Exercise material:
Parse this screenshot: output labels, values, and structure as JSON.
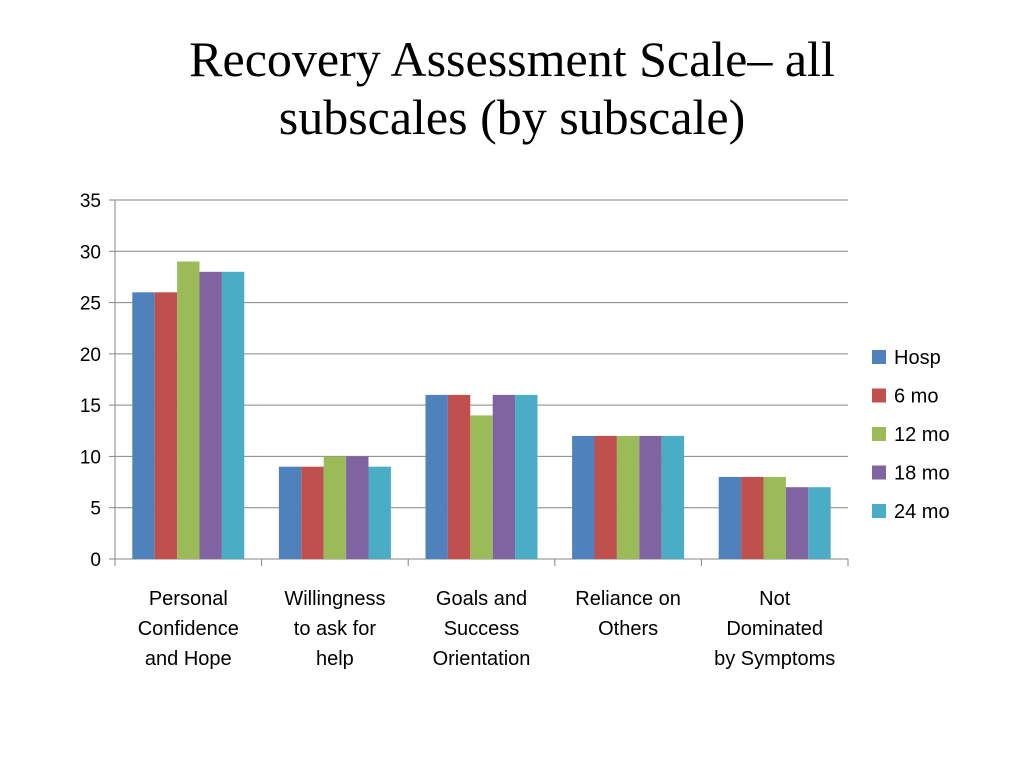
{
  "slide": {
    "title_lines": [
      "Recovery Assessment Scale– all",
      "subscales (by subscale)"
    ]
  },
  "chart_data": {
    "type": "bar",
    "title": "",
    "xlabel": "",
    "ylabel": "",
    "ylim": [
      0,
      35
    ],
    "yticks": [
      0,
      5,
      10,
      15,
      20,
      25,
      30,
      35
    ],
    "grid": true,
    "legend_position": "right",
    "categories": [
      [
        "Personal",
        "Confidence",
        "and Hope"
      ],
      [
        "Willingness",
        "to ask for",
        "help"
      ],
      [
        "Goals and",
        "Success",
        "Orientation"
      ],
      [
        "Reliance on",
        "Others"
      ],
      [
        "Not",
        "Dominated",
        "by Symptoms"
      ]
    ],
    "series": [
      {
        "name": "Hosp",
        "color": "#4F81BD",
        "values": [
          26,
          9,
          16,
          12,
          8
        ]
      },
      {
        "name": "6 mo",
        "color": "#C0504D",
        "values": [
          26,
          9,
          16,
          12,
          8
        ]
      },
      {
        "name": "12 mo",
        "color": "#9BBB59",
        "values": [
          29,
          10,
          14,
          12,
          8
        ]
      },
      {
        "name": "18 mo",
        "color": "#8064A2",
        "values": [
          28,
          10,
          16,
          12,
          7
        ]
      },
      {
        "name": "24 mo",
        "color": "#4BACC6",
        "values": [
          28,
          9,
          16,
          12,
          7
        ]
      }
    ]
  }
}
* * *
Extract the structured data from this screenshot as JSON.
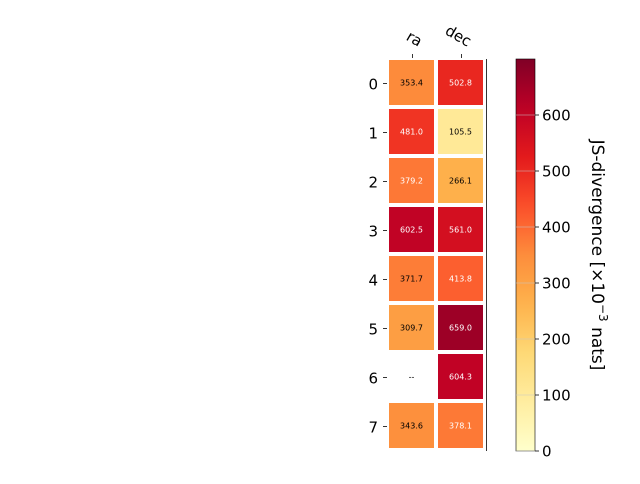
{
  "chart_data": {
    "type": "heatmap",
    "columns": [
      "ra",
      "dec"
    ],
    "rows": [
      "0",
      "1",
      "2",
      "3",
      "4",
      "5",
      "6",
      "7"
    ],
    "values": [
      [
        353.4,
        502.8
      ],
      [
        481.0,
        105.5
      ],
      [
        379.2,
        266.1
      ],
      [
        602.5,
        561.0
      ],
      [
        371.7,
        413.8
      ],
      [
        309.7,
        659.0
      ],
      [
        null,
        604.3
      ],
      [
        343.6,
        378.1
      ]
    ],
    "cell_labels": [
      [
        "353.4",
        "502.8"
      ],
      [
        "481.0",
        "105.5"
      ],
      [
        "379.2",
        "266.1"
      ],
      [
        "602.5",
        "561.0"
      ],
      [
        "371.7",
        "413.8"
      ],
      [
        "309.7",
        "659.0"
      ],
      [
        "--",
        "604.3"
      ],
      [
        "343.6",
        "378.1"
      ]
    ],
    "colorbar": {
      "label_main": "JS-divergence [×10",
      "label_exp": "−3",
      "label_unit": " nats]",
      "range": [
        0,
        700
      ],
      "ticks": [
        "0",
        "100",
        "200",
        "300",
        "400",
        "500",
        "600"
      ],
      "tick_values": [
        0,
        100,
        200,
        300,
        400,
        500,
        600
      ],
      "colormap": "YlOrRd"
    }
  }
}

What you should do:
Every line in the data above that contains "name" needs to be copied.

Right answer:
        "name": "Hosp",
        "name": "6 mo",
        "name": "12 mo",
        "name": "18 mo",
        "name": "24 mo",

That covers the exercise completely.